• Selected extract
........
Trump wrote on his Truth Social platform that “The United States is studying and reviewing the possible reduction of Troops in Germany, with a determination to be made over the next short period of time”.
Who wins?
While the world remains mired in a fuel crisis because of the war and the ensuing closure of the Strait of Hormuz, American companies and the US are expanding their energy footprint abroad.
US crude exports achieved a record surge of more than 6 million barrels a day last week, becoming a net exporter of crude on a weekly basis, the US Energy Information Administration said on Wednesday.
The US has shipped a record volume of oil since it started the war against Iran on February 28, with Europe and Asia becoming more dependent on American oil exports.
The US also signed deals worth billions of dollars with Balkan countries this week.
These included the formal launch of the “Trump Peace Pipelines Framework”, a Washington-led initiative to develop new energy pipelines and infrastructure across Central and Eastern Europe, during US Energy Secretary Chris Wright’s recent trip to Croatia.
“The US ... leads the world in LNG exports and is on track to more than double its exports within the next decade,” the country’s Department of Energy said in a note on Tuesday.
........
• Given task A
Render this sentence from the passage on US energy exports into Spanish: "The US also signed deals worth billions of dollars with Balkan countries this week."
• Given task B
Pick up the passage on US energy exports after its final sentence and carry it forward.

• Raw data
........
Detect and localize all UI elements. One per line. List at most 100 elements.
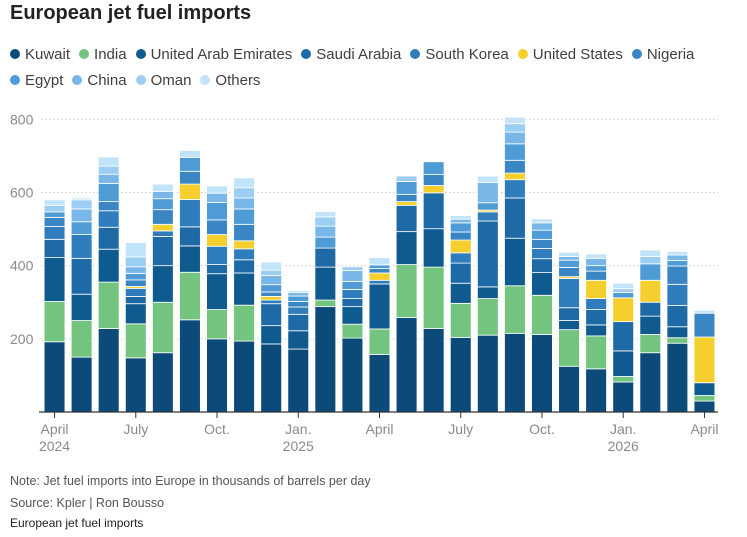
........
• Output A
Estados Unidos también firmó esta semana acuerdos por valor de miles de millones de dólares con países de los Balcanes.

• Output B
Australian foreign minister Penny Wong said on Wednesday in Beijing that China has agreed to cooperate with Australian business on jet fuel shipments to ease the energy shortage caused by the war in the Middle East.
How much is the war costing?
The Pentagon has for the first time unveiled a price tag for the war.
Jules Hurst, the Department of Defence’s chief financial officer, told Congress on Wednesday that the war on Iran had cost an estimated $25 billion so far.
Defence Secretary Pete Hegseth refused to answer a question on how much longer the war could last or what it might eventually cost.
Pakistan’s commerce ministry’s executive order last week to open six land routes to Iran for the transit of goods could create “a breach” in the US naval blockade of Hormuz, while “opening an alternative path for thousands of containers”, Iran’s Fars news agency said on Wednesday.
Speculation was also rising over whether Tehran would turn to the International North-South Transport Corridor across the Caspian Sea that links southern Russian ports to reduce its dependence on Gulf shipping lanes, after Putin reaffirmed Moscow’s support to Iran when meeting with Araghchi on Monday in the Kremlin.
Military movements
The US Central Command said that the guided-missile destroyer USS Mason has joined the George H.W. Bush carrier strike group, one of three currently operating in the Middle East. The other two are the USS Gerald R. Ford and the USS Abraham Lincoln.
US media also reported that the Ford strike group is expected to leave the Middle East to head home in the coming days.
Citing two anonymous sources, Axios also reported on Wednesday that Trump is slated to receive a briefing on new plans for potential military action in Iran on Thursday from Brad Cooper, commander of the US Central Command.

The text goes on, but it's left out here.